• _The request_
Repeat the records word for word, excluding any picture.

[Data listing]

────────────────────────────────────────

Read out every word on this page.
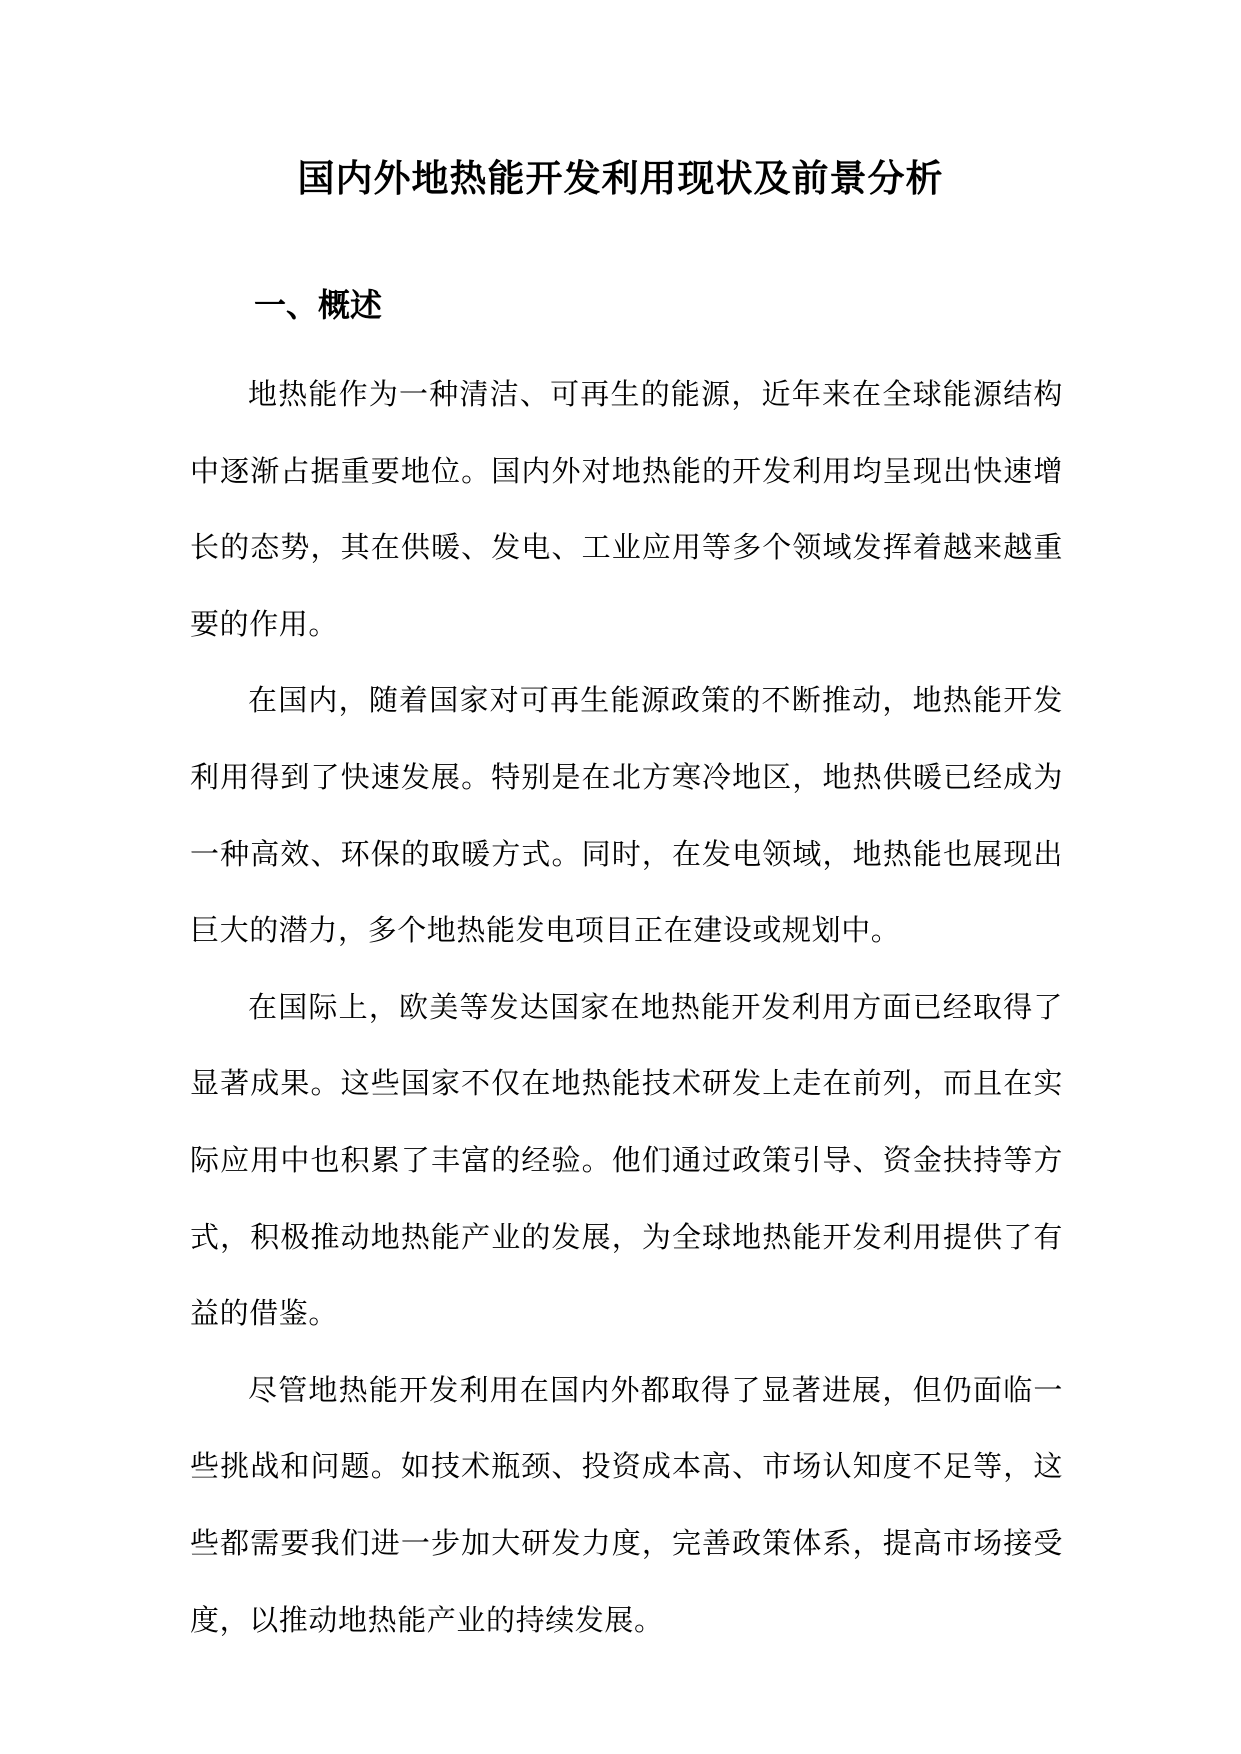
国内外地热能开发利用现状及前景分析
一、概述

地热能作为一种清洁、可再生的能源，近年来在全球能源结构中逐渐占据重要地位。国内外对地热能的开发利用均呈现出快速增长的态势，其在供暖、发电、工业应用等多个领域发挥着越来越重要的作用。

在国内，随着国家对可再生能源政策的不断推动，地热能开发利用得到了快速发展。特别是在北方寒冷地区，地热供暖已经成为一种高效、环保的取暖方式。同时，在发电领域，地热能也展现出巨大的潜力，多个地热能发电项目正在建设或规划中。

在国际上，欧美等发达国家在地热能开发利用方面已经取得了显著成果。这些国家不仅在地热能技术研发上走在前列，而且在实际应用中也积累了丰富的经验。他们通过政策引导、资金扶持等方式，积极推动地热能产业的发展，为全球地热能开发利用提供了有益的借鉴。

尽管地热能开发利用在国内外都取得了显著进展，但仍面临一些挑战和问题。如技术瓶颈、投资成本高、市场认知度不足等，这些都需要我们进一步加大研发力度，完善政策体系，提高市场接受度，以推动地热能产业的持续发展。
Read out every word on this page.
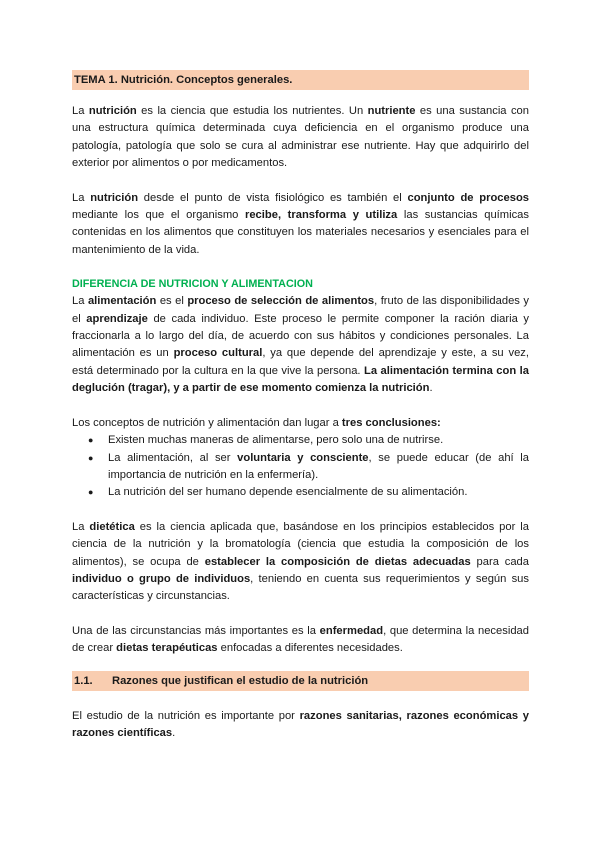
TEMA 1. Nutrición. Conceptos generales.

La nutrición es la ciencia que estudia los nutrientes. Un nutriente es una sustancia con una estructura química determinada cuya deficiencia en el organismo produce una patología, patología que solo se cura al administrar ese nutriente. Hay que adquirirlo del exterior por alimentos o por medicamentos.

La nutrición desde el punto de vista fisiológico es también el conjunto de procesos mediante los que el organismo recibe, transforma y utiliza las sustancias químicas contenidas en los alimentos que constituyen los materiales necesarios y esenciales para el mantenimiento de la vida.

DIFERENCIA DE NUTRICION Y ALIMENTACION

La alimentación es el proceso de selección de alimentos, fruto de las disponibilidades y el aprendizaje de cada individuo. Este proceso le permite componer la ración diaria y fraccionarla a lo largo del día, de acuerdo con sus hábitos y condiciones personales. La alimentación es un proceso cultural, ya que depende del aprendizaje y este, a su vez, está determinado por la cultura en la que vive la persona. La alimentación termina con la deglución (tragar), y a partir de ese momento comienza la nutrición.

Los conceptos de nutrición y alimentación dan lugar a tres conclusiones:

● Existen muchas maneras de alimentarse, pero solo una de nutrirse.
● La alimentación, al ser voluntaria y consciente, se puede educar (de ahí la importancia de nutrición en la enfermería).
● La nutrición del ser humano depende esencialmente de su alimentación.

La dietética es la ciencia aplicada que, basándose en los principios establecidos por la ciencia de la nutrición y la bromatología (ciencia que estudia la composición de los alimentos), se ocupa de establecer la composición de dietas adecuadas para cada individuo o grupo de individuos, teniendo en cuenta sus requerimientos y según sus características y circunstancias.

Una de las circunstancias más importantes es la enfermedad, que determina la necesidad de crear dietas terapéuticas enfocadas a diferentes necesidades.

1.1.	Razones que justifican el estudio de la nutrición

El estudio de la nutrición es importante por razones sanitarias, razones económicas y razones científicas.
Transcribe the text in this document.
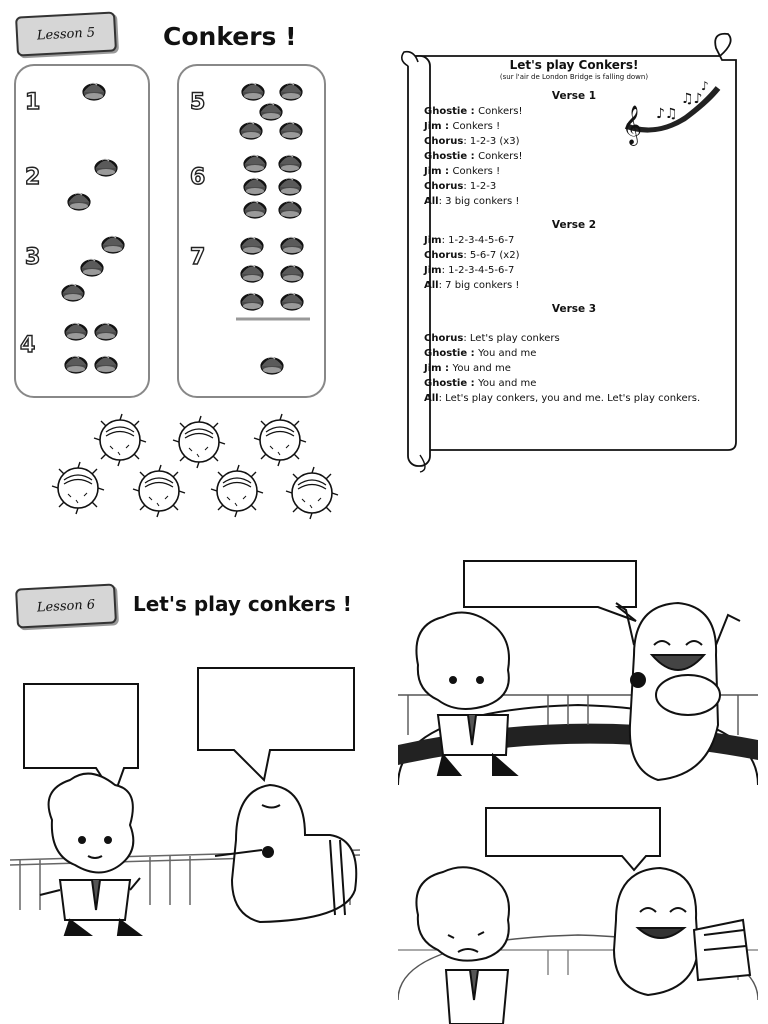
Lesson 5	Conkers !
1
2
3
4
5
6
7
𝄞 ♪♫
♫♪
♪
Let's play Conkers!
(sur l'air de London Bridge is falling down)
Verse 1
Ghostie : Conkers!
Jim : Conkers !
Chorus: 1-2-3 (x3)
Ghostie : Conkers!
Jim : Conkers !
Chorus: 1-2-3
All: 3 big conkers !
Verse 2
Jim: 1-2-3-4-5-6-7
Chorus: 5-6-7 (x2)
Jim: 1-2-3-4-5-6-7
All: 7 big conkers !
Verse 3
Chorus: Let's play conkers
Ghostie : You and me
Jim : You and me
Ghostie : You and me
All: Let's play conkers, you and me. Let's play conkers.
Lesson 6 Let's play conkers !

────────────────────────────────────────

• _The response_
Read out every word on this page.
国内外地热能开发利用现状及前景分析
一、概述

地热能作为一种清洁、可再生的能源，近年来在全球能源结构中逐渐占据重要地位。国内外对地热能的开发利用均呈现出快速增长的态势，其在供暖、发电、工业应用等多个领域发挥着越来越重要的作用。

在国内，随着国家对可再生能源政策的不断推动，地热能开发利用得到了快速发展。特别是在北方寒冷地区，地热供暖已经成为一种高效、环保的取暖方式。同时，在发电领域，地热能也展现出巨大的潜力，多个地热能发电项目正在建设或规划中。

在国际上，欧美等发达国家在地热能开发利用方面已经取得了显著成果。这些国家不仅在地热能技术研发上走在前列，而且在实际应用中也积累了丰富的经验。他们通过政策引导、资金扶持等方式，积极推动地热能产业的发展，为全球地热能开发利用提供了有益的借鉴。

尽管地热能开发利用在国内外都取得了显著进展，但仍面临一些挑战和问题。如技术瓶颈、投资成本高、市场认知度不足等，这些都需要我们进一步加大研发力度，完善政策体系，提高市场接受度，以推动地热能产业的持续发展。
Read out every word on this page.
TEMA 1. Nutrición. Conceptos generales.

La nutrición es la ciencia que estudia los nutrientes. Un nutriente es una sustancia con una estructura química determinada cuya deficiencia en el organismo produce una patología, patología que solo se cura al administrar ese nutriente. Hay que adquirirlo del exterior por alimentos o por medicamentos.

La nutrición desde el punto de vista fisiológico es también el conjunto de procesos mediante los que el organismo recibe, transforma y utiliza las sustancias químicas contenidas en los alimentos que constituyen los materiales necesarios y esenciales para el mantenimiento de la vida.

DIFERENCIA DE NUTRICION Y ALIMENTACION

La alimentación es el proceso de selección de alimentos, fruto de las disponibilidades y el aprendizaje de cada individuo. Este proceso le permite componer la ración diaria y fraccionarla a lo largo del día, de acuerdo con sus hábitos y condiciones personales. La alimentación es un proceso cultural, ya que depende del aprendizaje y este, a su vez, está determinado por la cultura en la que vive la persona. La alimentación termina con la deglución (tragar), y a partir de ese momento comienza la nutrición.

Los conceptos de nutrición y alimentación dan lugar a tres conclusiones:

● Existen muchas maneras de alimentarse, pero solo una de nutrirse.
● La alimentación, al ser voluntaria y consciente, se puede educar (de ahí la importancia de nutrición en la enfermería).
● La nutrición del ser humano depende esencialmente de su alimentación.

La dietética es la ciencia aplicada que, basándose en los principios establecidos por la ciencia de la nutrición y la bromatología (ciencia que estudia la composición de los alimentos), se ocupa de establecer la composición de dietas adecuadas para cada individuo o grupo de individuos, teniendo en cuenta sus requerimientos y según sus características y circunstancias.

Una de las circunstancias más importantes es la enfermedad, que determina la necesidad de crear dietas terapéuticas enfocadas a diferentes necesidades.

1.1.	Razones que justifican el estudio de la nutrición

El estudio de la nutrición es importante por razones sanitarias, razones económicas y razones científicas.
Transcribe the text in this document.
Lesson 5	Conkers !
1
2
3
4
5
6
7
𝄞 ♪♫
♫♪
♪
Let's play Conkers!
(sur l'air de London Bridge is falling down)
Verse 1
Ghostie : Conkers!
Jim : Conkers !
Chorus: 1-2-3 (x3)
Ghostie : Conkers!
Jim : Conkers !
Chorus: 1-2-3
All: 3 big conkers !
Verse 2
Jim: 1-2-3-4-5-6-7
Chorus: 5-6-7 (x2)
Jim: 1-2-3-4-5-6-7
All: 7 big conkers !
Verse 3
Chorus: Let's play conkers
Ghostie : You and me
Jim : You and me
Ghostie : You and me
All: Let's play conkers, you and me. Let's play conkers.
Lesson 6 Let's play conkers !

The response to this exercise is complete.